Collected data
━━━━━━━━
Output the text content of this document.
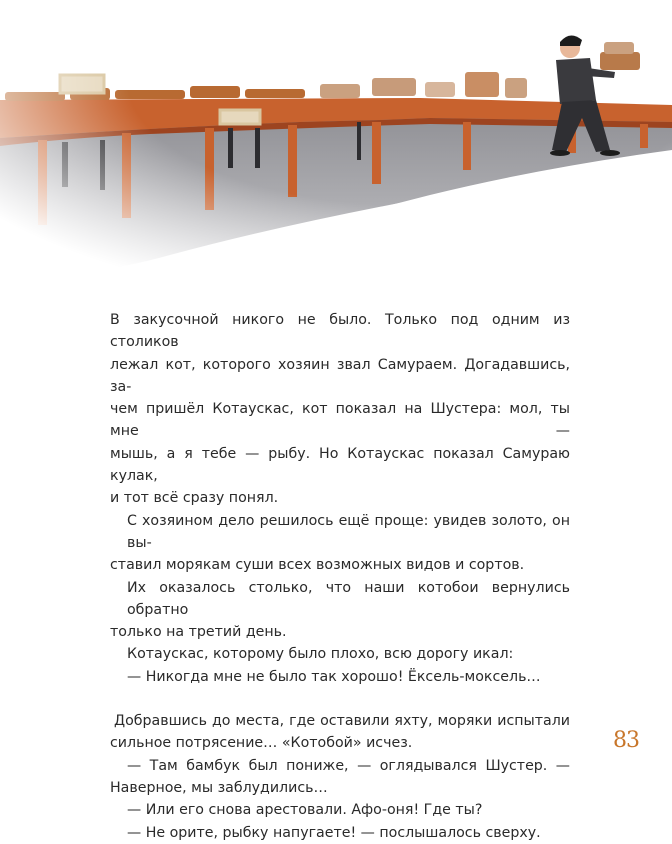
В закусочной никого не было. Только под одним из столиков
лежал кот, которого хозяин звал Самураем. Догадавшись, за-
чем пришёл Котаускас, кот показал на Шустера: мол, ты мне —
мышь, а я тебе — рыбу. Но Котаускас показал Самураю кулак,
и тот всё сразу понял.

С хозяином дело решилось ещё проще: увидев золото, он вы-
ставил морякам суши всех возможных видов и сортов.

Их оказалось столько, что наши котобои вернулись обратно
только на третий день.

Котаускас, которому было плохо, всю дорогу икал:

— Никогда мне не было так хорошо! Ёксель-моксель…

Добравшись до места, где оставили яхту, моряки испытали
сильное потрясение… «Котобой» исчез.

— Там бамбук был пониже, — оглядывался Шустер. —
Наверное, мы заблудились…

— Или его снова арестовали. Афо-оня! Где ты?

— Не орите, рыбку напугаете! — послышалось сверху.

83
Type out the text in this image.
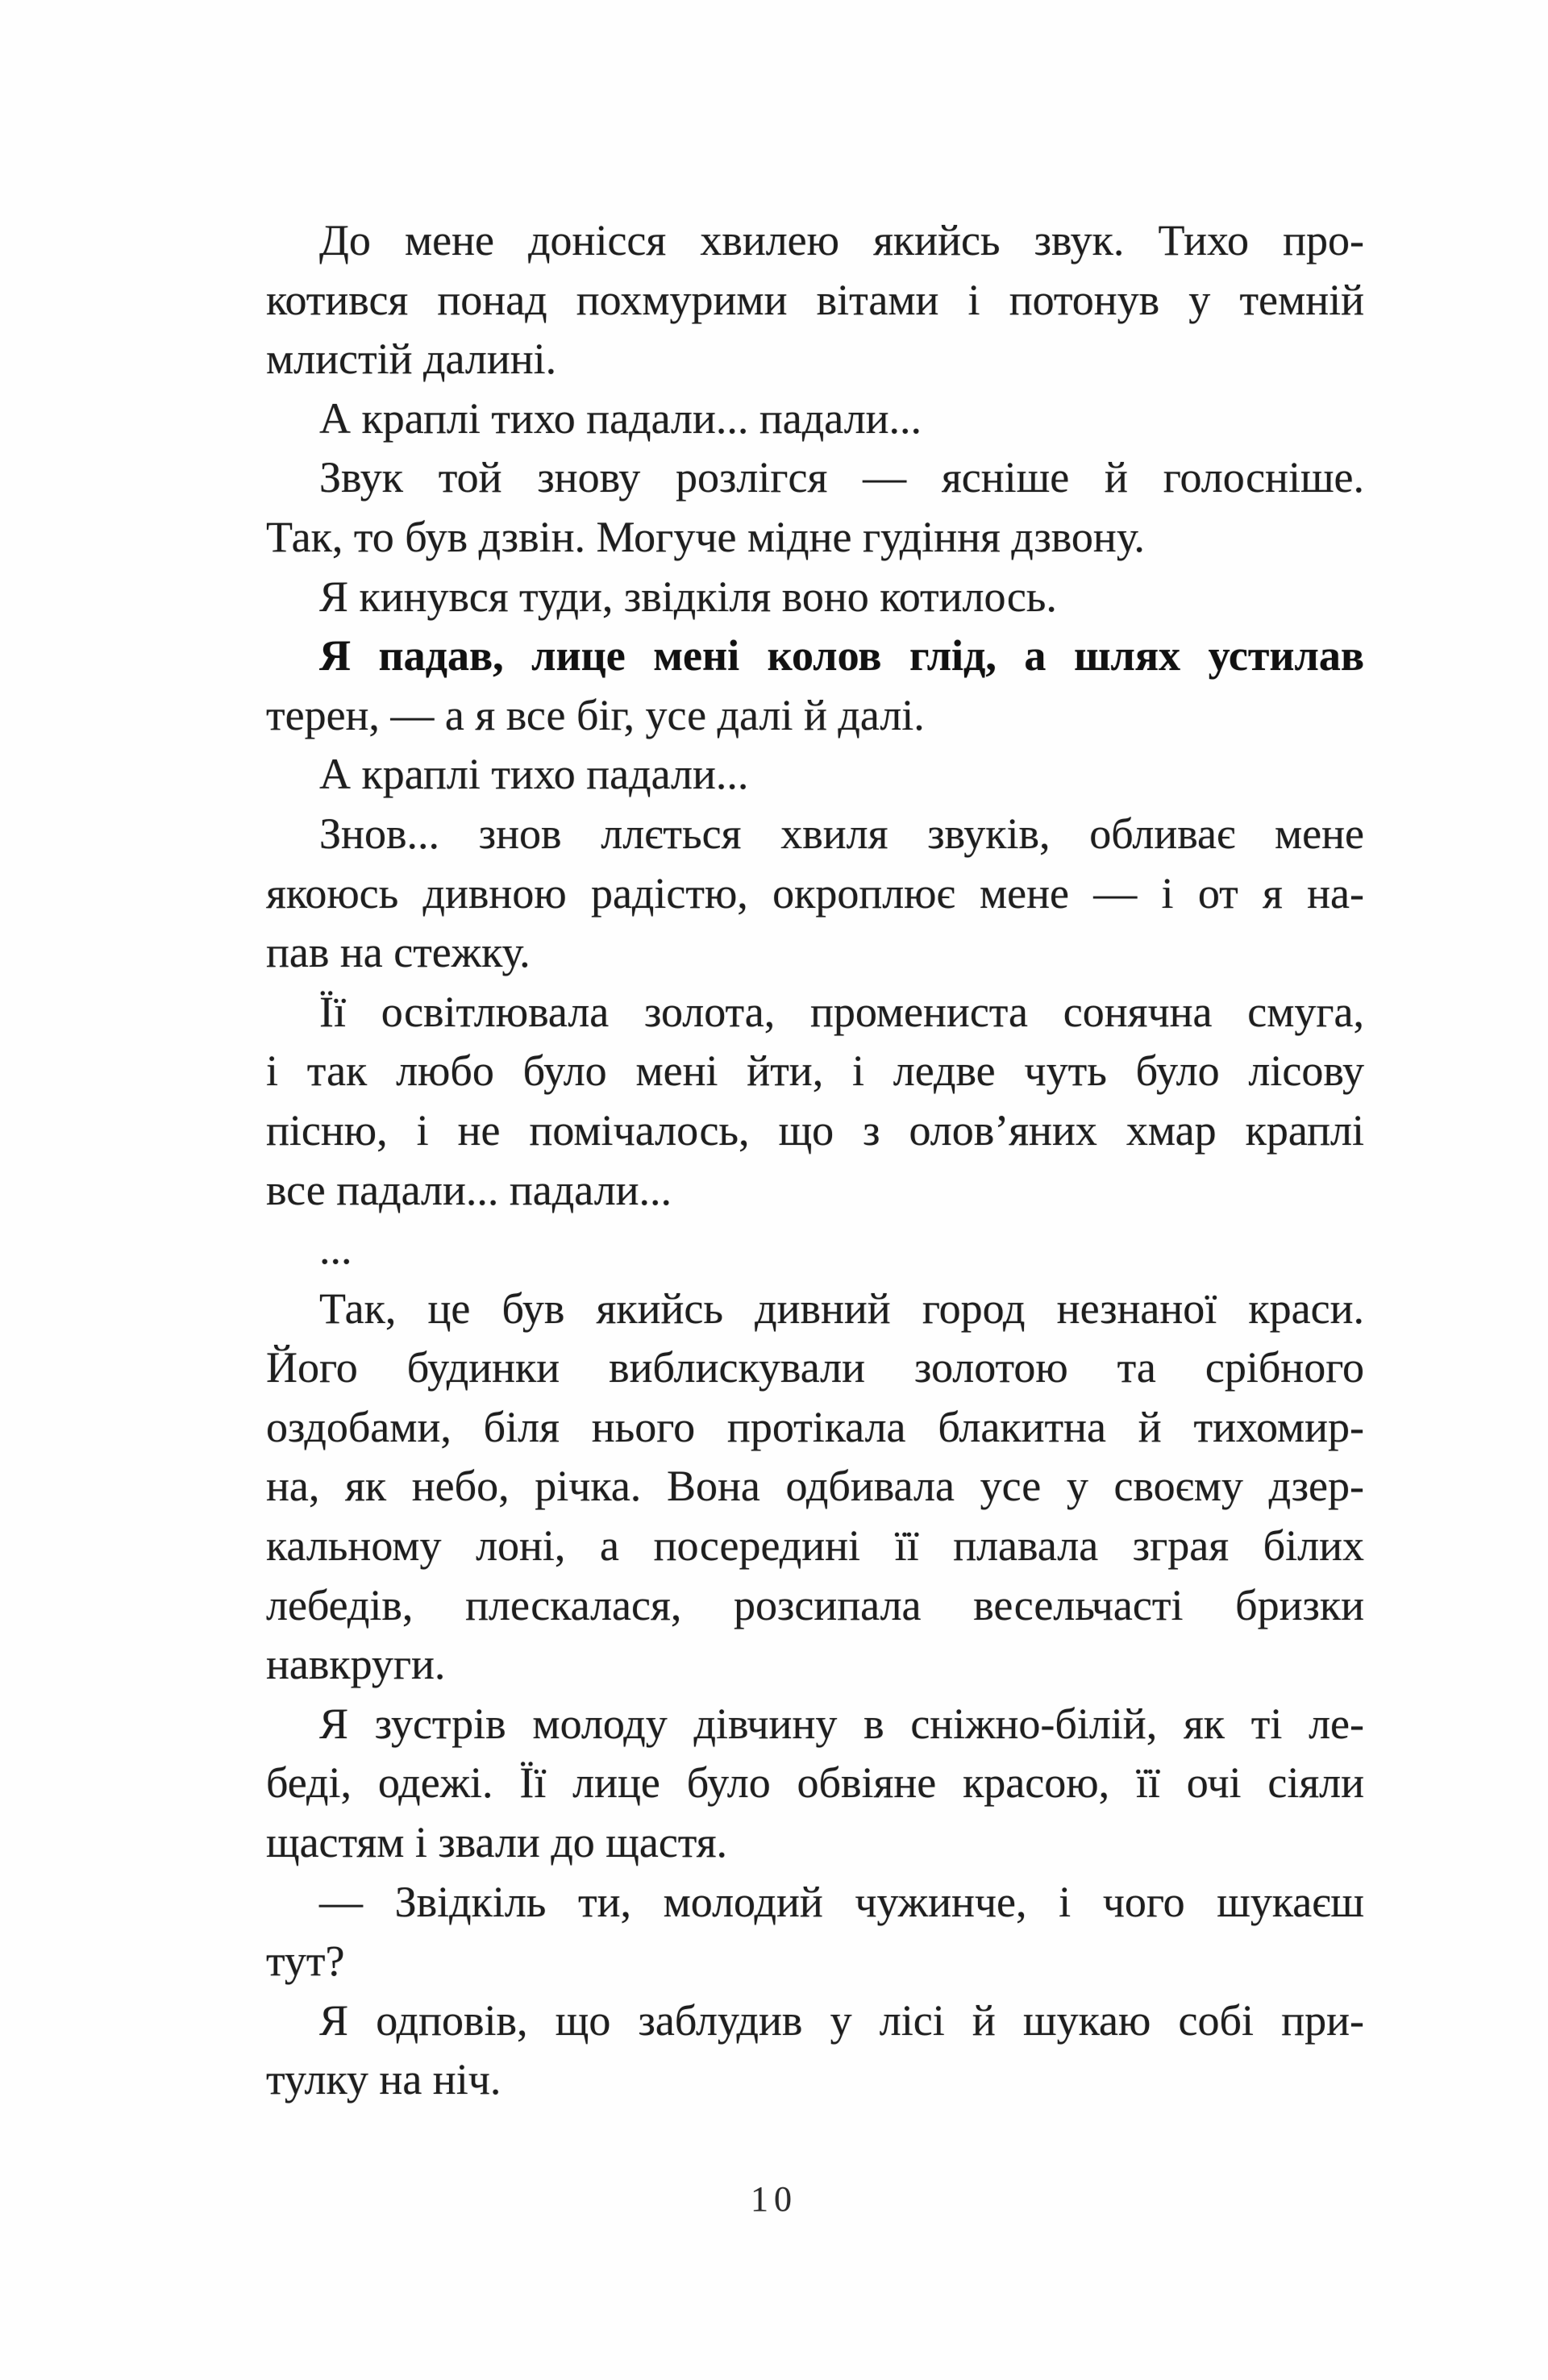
До мене донісся хвилею якийсь звук. Тихо про-
котився понад похмурими вітами і потонув у темній
млистій далині.
А краплі тихо падали... падали...
Звук той знову розлігся — ясніше й голосніше.
Так, то був дзвін. Могуче мідне гудіння дзвону.
Я кинувся туди, звідкіля воно котилось.
Я падав, лице мені колов глід, а шлях устилав
терен, — а я все біг, усе далі й далі.
А краплі тихо падали...
Знов... знов ллється хвиля звуків, обливає мене
якоюсь дивною радістю, окроплює мене — і от я на-
пав на стежку.
Її освітлювала золота, промениста сонячна смуга,
і так любо було мені йти, і ледве чуть було лісову
пісню, і не помічалось, що з олов’яних хмар краплі
все падали... падали...
...
Так, це був якийсь дивний город незнаної краси.
Його будинки виблискували золотою та срібного
оздобами, біля нього протікала блакитна й тихомир-
на, як небо, річка. Вона одбивала усе у своєму дзер-
кальному лоні, а посередині її плавала зграя білих
лебедів, плескалася, розсипала весельчасті бризки
навкруги.
Я зустрів молоду дівчину в сніжно-білій, як ті ле-
беді, одежі. Її лице було обвіяне красою, її очі сіяли
щастям і звали до щастя.
— Звідкіль ти, молодий чужинче, і чого шукаєш
тут?
Я одповів, що заблудив у лісі й шукаю собі при-
тулку на ніч.
10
━━━━━━━━
**Description of the task**
List every line from the entries above in which "краплі" appears.

**Response**
А краплі тихо падали... падали...
А краплі тихо падали...
пісню, і не помічалось, що з олов’яних хмар краплі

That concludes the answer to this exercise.